## Begin RECORDS SUPPLIED
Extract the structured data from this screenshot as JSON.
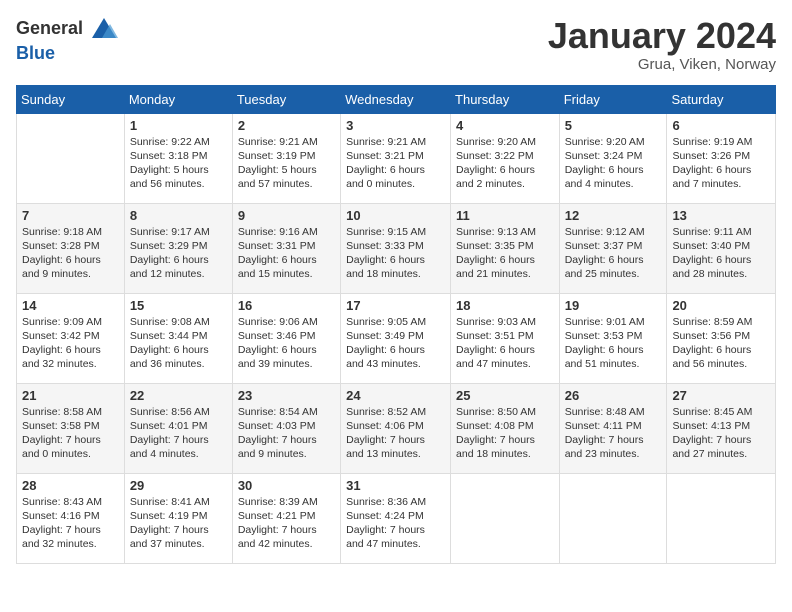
{
  "header": {
    "logo": {
      "general": "General",
      "blue": "Blue"
    },
    "title": "January 2024",
    "location": "Grua, Viken, Norway"
  },
  "calendar": {
    "days": [
      "Sunday",
      "Monday",
      "Tuesday",
      "Wednesday",
      "Thursday",
      "Friday",
      "Saturday"
    ],
    "rows": [
      [
        null,
        {
          "day": "1",
          "sunrise": "9:22 AM",
          "sunset": "3:18 PM",
          "daylight": "5 hours and 56 minutes."
        },
        {
          "day": "2",
          "sunrise": "9:21 AM",
          "sunset": "3:19 PM",
          "daylight": "5 hours and 57 minutes."
        },
        {
          "day": "3",
          "sunrise": "9:21 AM",
          "sunset": "3:21 PM",
          "daylight": "6 hours and 0 minutes."
        },
        {
          "day": "4",
          "sunrise": "9:20 AM",
          "sunset": "3:22 PM",
          "daylight": "6 hours and 2 minutes."
        },
        {
          "day": "5",
          "sunrise": "9:20 AM",
          "sunset": "3:24 PM",
          "daylight": "6 hours and 4 minutes."
        },
        {
          "day": "6",
          "sunrise": "9:19 AM",
          "sunset": "3:26 PM",
          "daylight": "6 hours and 7 minutes."
        }
      ],
      [
        {
          "day": "7",
          "sunrise": "9:18 AM",
          "sunset": "3:28 PM",
          "daylight": "6 hours and 9 minutes."
        },
        {
          "day": "8",
          "sunrise": "9:17 AM",
          "sunset": "3:29 PM",
          "daylight": "6 hours and 12 minutes."
        },
        {
          "day": "9",
          "sunrise": "9:16 AM",
          "sunset": "3:31 PM",
          "daylight": "6 hours and 15 minutes."
        },
        {
          "day": "10",
          "sunrise": "9:15 AM",
          "sunset": "3:33 PM",
          "daylight": "6 hours and 18 minutes."
        },
        {
          "day": "11",
          "sunrise": "9:13 AM",
          "sunset": "3:35 PM",
          "daylight": "6 hours and 21 minutes."
        },
        {
          "day": "12",
          "sunrise": "9:12 AM",
          "sunset": "3:37 PM",
          "daylight": "6 hours and 25 minutes."
        },
        {
          "day": "13",
          "sunrise": "9:11 AM",
          "sunset": "3:40 PM",
          "daylight": "6 hours and 28 minutes."
        }
      ],
      [
        {
          "day": "14",
          "sunrise": "9:09 AM",
          "sunset": "3:42 PM",
          "daylight": "6 hours and 32 minutes."
        },
        {
          "day": "15",
          "sunrise": "9:08 AM",
          "sunset": "3:44 PM",
          "daylight": "6 hours and 36 minutes."
        },
        {
          "day": "16",
          "sunrise": "9:06 AM",
          "sunset": "3:46 PM",
          "daylight": "6 hours and 39 minutes."
        },
        {
          "day": "17",
          "sunrise": "9:05 AM",
          "sunset": "3:49 PM",
          "daylight": "6 hours and 43 minutes."
        },
        {
          "day": "18",
          "sunrise": "9:03 AM",
          "sunset": "3:51 PM",
          "daylight": "6 hours and 47 minutes."
        },
        {
          "day": "19",
          "sunrise": "9:01 AM",
          "sunset": "3:53 PM",
          "daylight": "6 hours and 51 minutes."
        },
        {
          "day": "20",
          "sunrise": "8:59 AM",
          "sunset": "3:56 PM",
          "daylight": "6 hours and 56 minutes."
        }
      ],
      [
        {
          "day": "21",
          "sunrise": "8:58 AM",
          "sunset": "3:58 PM",
          "daylight": "7 hours and 0 minutes."
        },
        {
          "day": "22",
          "sunrise": "8:56 AM",
          "sunset": "4:01 PM",
          "daylight": "7 hours and 4 minutes."
        },
        {
          "day": "23",
          "sunrise": "8:54 AM",
          "sunset": "4:03 PM",
          "daylight": "7 hours and 9 minutes."
        },
        {
          "day": "24",
          "sunrise": "8:52 AM",
          "sunset": "4:06 PM",
          "daylight": "7 hours and 13 minutes."
        },
        {
          "day": "25",
          "sunrise": "8:50 AM",
          "sunset": "4:08 PM",
          "daylight": "7 hours and 18 minutes."
        },
        {
          "day": "26",
          "sunrise": "8:48 AM",
          "sunset": "4:11 PM",
          "daylight": "7 hours and 23 minutes."
        },
        {
          "day": "27",
          "sunrise": "8:45 AM",
          "sunset": "4:13 PM",
          "daylight": "7 hours and 27 minutes."
        }
      ],
      [
        {
          "day": "28",
          "sunrise": "8:43 AM",
          "sunset": "4:16 PM",
          "daylight": "7 hours and 32 minutes."
        },
        {
          "day": "29",
          "sunrise": "8:41 AM",
          "sunset": "4:19 PM",
          "daylight": "7 hours and 37 minutes."
        },
        {
          "day": "30",
          "sunrise": "8:39 AM",
          "sunset": "4:21 PM",
          "daylight": "7 hours and 42 minutes."
        },
        {
          "day": "31",
          "sunrise": "8:36 AM",
          "sunset": "4:24 PM",
          "daylight": "7 hours and 47 minutes."
        },
        null,
        null,
        null
      ]
    ]
  }
}
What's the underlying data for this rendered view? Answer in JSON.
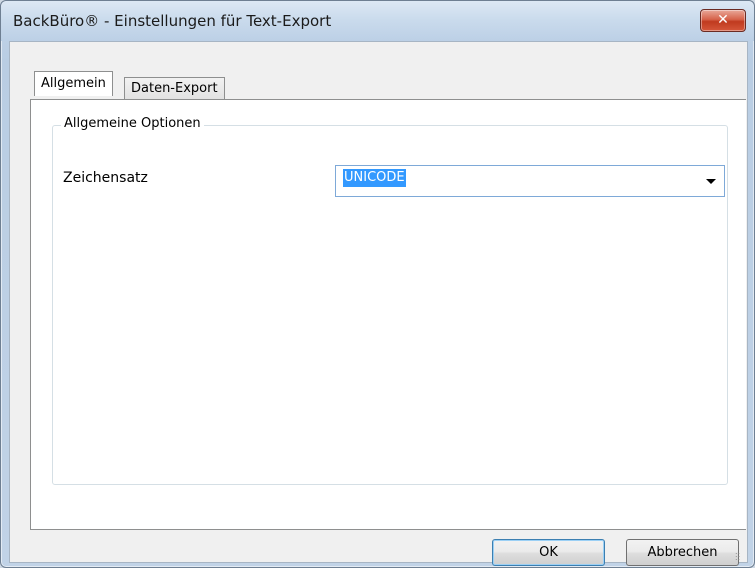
{
  "window": {
    "title": "BackBüro® - Einstellungen für Text-Export",
    "close_glyph": "✕"
  },
  "tabs": [
    {
      "label": "Allgemein",
      "active": true
    },
    {
      "label": "Daten-Export",
      "active": false
    }
  ],
  "general": {
    "group_title": "Allgemeine Optionen",
    "charset_label": "Zeichensatz",
    "charset_value": "UNICODE"
  },
  "buttons": {
    "ok": "OK",
    "cancel": "Abbrechen"
  },
  "colors": {
    "selection": "#3399ff",
    "close_button": "#c03a1f"
  }
}
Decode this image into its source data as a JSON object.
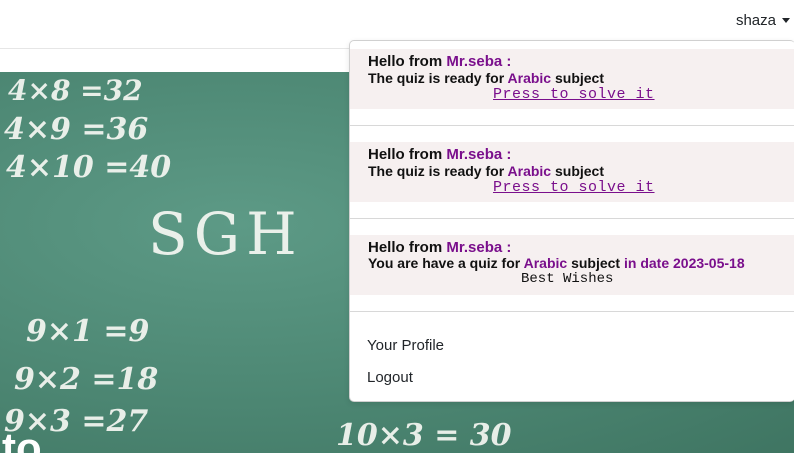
{
  "navbar": {
    "user_name": "shaza"
  },
  "hero": {
    "chalk_lines": [
      "4×8 =32",
      "4×9 =36",
      "4×10 =40",
      "SGH",
      "9×1 =9",
      "9×2 =18",
      "9×3 =27",
      "10×3 = 30"
    ],
    "heading_fragment": "to"
  },
  "notifications": [
    {
      "greeting": "Hello from",
      "sender": "Mr.seba :",
      "message_prefix": "The quiz is ready for",
      "subject": "Arabic",
      "message_suffix": "subject",
      "action_link": "Press to solve it"
    },
    {
      "greeting": "Hello from",
      "sender": "Mr.seba :",
      "message_prefix": "The quiz is ready for",
      "subject": "Arabic",
      "message_suffix": "subject",
      "action_link": "Press to solve it"
    },
    {
      "greeting": "Hello from",
      "sender": "Mr.seba :",
      "message_prefix": "You are have a quiz for",
      "subject": "Arabic",
      "message_suffix": "subject",
      "date_label": "in date 2023-05-18",
      "closing": "Best Wishes"
    }
  ],
  "menu": {
    "profile": "Your Profile",
    "logout": "Logout"
  },
  "colors": {
    "accent_purple": "#7a0f8c",
    "chalkboard": "#4f8a76",
    "notification_bg": "#f6f0f0"
  }
}
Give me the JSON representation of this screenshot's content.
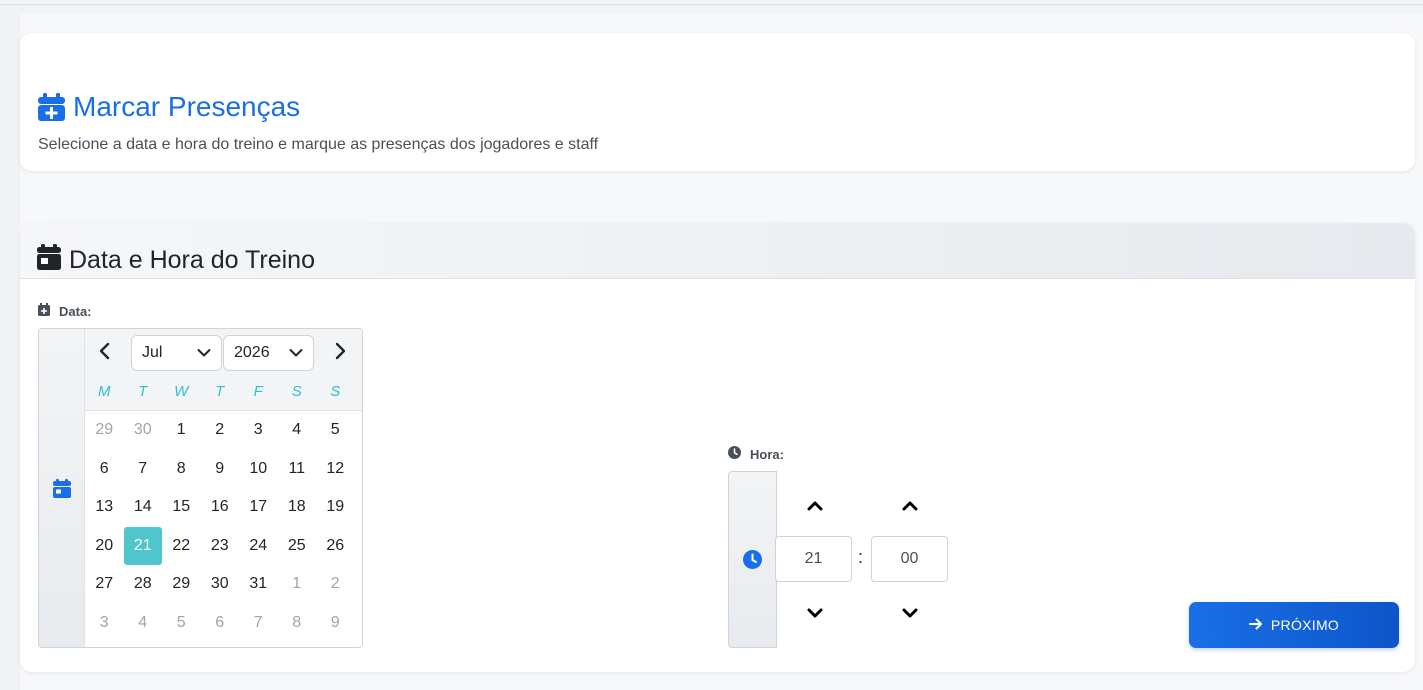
{
  "header": {
    "title": "Marcar Presenças",
    "subtitle": "Selecione a data e hora do treino e marque as presenças dos jogadores e staff",
    "icon": "calendar-plus-icon",
    "accent_color": "#1a6fe8"
  },
  "section": {
    "title": "Data e Hora do Treino",
    "icon": "calendar-icon"
  },
  "date_field": {
    "label": "Data:",
    "month": "Jul",
    "year": "2026",
    "weekdays": [
      "M",
      "T",
      "W",
      "T",
      "F",
      "S",
      "S"
    ],
    "weeks": [
      [
        {
          "d": "29",
          "m": true
        },
        {
          "d": "30",
          "m": true
        },
        {
          "d": "1"
        },
        {
          "d": "2"
        },
        {
          "d": "3"
        },
        {
          "d": "4"
        },
        {
          "d": "5"
        }
      ],
      [
        {
          "d": "6"
        },
        {
          "d": "7"
        },
        {
          "d": "8"
        },
        {
          "d": "9"
        },
        {
          "d": "10"
        },
        {
          "d": "11"
        },
        {
          "d": "12"
        }
      ],
      [
        {
          "d": "13"
        },
        {
          "d": "14"
        },
        {
          "d": "15"
        },
        {
          "d": "16"
        },
        {
          "d": "17"
        },
        {
          "d": "18"
        },
        {
          "d": "19"
        }
      ],
      [
        {
          "d": "20"
        },
        {
          "d": "21",
          "s": true
        },
        {
          "d": "22"
        },
        {
          "d": "23"
        },
        {
          "d": "24"
        },
        {
          "d": "25"
        },
        {
          "d": "26"
        }
      ],
      [
        {
          "d": "27"
        },
        {
          "d": "28"
        },
        {
          "d": "29"
        },
        {
          "d": "30"
        },
        {
          "d": "31"
        },
        {
          "d": "1",
          "m": true
        },
        {
          "d": "2",
          "m": true
        }
      ],
      [
        {
          "d": "3",
          "m": true
        },
        {
          "d": "4",
          "m": true
        },
        {
          "d": "5",
          "m": true
        },
        {
          "d": "6",
          "m": true
        },
        {
          "d": "7",
          "m": true
        },
        {
          "d": "8",
          "m": true
        },
        {
          "d": "9",
          "m": true
        }
      ]
    ],
    "selected_color": "#4fc6cc",
    "weekday_color": "#2ebfd6"
  },
  "time_field": {
    "label": "Hora:",
    "hour": "21",
    "minute": "00",
    "separator": ":"
  },
  "next_button": {
    "label": "PRÓXIMO",
    "icon": "arrow-right-icon"
  }
}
## End RECORDS SUPPLIED
Copy every line of the listing that contains the word "this".

Extract the structured data from this screenshot as JSON.
What's the underlying data for this rendered view? Answer in JSON.
Decode this image into its source data as a JSON object.
Give me the JSON representation of this screenshot's content.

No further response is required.